#### Saved entries:
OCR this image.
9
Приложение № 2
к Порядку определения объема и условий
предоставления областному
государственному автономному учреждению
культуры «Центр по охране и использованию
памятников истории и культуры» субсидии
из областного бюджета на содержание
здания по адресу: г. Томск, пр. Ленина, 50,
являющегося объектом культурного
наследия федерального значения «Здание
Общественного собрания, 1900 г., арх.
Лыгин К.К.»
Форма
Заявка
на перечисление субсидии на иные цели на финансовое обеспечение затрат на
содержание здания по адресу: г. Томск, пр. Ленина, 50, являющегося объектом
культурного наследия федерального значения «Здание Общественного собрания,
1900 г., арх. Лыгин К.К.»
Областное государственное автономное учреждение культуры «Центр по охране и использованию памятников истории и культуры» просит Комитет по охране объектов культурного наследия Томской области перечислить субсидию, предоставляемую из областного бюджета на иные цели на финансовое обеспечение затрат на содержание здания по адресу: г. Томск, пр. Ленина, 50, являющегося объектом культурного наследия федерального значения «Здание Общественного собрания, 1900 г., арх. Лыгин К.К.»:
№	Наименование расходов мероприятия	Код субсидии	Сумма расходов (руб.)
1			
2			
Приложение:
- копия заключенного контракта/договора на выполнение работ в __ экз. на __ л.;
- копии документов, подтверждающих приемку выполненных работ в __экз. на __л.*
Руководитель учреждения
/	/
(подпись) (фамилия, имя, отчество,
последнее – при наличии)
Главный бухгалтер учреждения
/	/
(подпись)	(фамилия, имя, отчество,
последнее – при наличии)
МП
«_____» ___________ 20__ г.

#### What to do:
Copy each record from above without leaving any out.

#### Response to the exercise:
OCR this image.
9
Приложение № 2
к Порядку определения объема и условий
предоставления областному
государственному автономному учреждению
культуры «Центр по охране и использованию
памятников истории и культуры» субсидии
из областного бюджета на содержание
здания по адресу: г. Томск, пр. Ленина, 50,
являющегося объектом культурного
наследия федерального значения «Здание
Общественного собрания, 1900 г., арх.
Лыгин К.К.»
Форма
Заявка
на перечисление субсидии на иные цели на финансовое обеспечение затрат на
содержание здания по адресу: г. Томск, пр. Ленина, 50, являющегося объектом
культурного наследия федерального значения «Здание Общественного собрания,
1900 г., арх. Лыгин К.К.»
Областное государственное автономное учреждение культуры «Центр по охране и использованию памятников истории и культуры» просит Комитет по охране объектов культурного наследия Томской области перечислить субсидию, предоставляемую из областного бюджета на иные цели на финансовое обеспечение затрат на содержание здания по адресу: г. Томск, пр. Ленина, 50, являющегося объектом культурного наследия федерального значения «Здание Общественного собрания, 1900 г., арх. Лыгин К.К.»:
№	Наименование расходов мероприятия	Код субсидии	Сумма расходов (руб.)
1			
2			
Приложение:
- копия заключенного контракта/договора на выполнение работ в __ экз. на __ л.;
- копии документов, подтверждающих приемку выполненных работ в __экз. на __л.*
Руководитель учреждения
/	/
(подпись) (фамилия, имя, отчество,
последнее – при наличии)
Главный бухгалтер учреждения
/	/
(подпись)	(фамилия, имя, отчество,
последнее – при наличии)
МП
«_____» ___________ 20__ г.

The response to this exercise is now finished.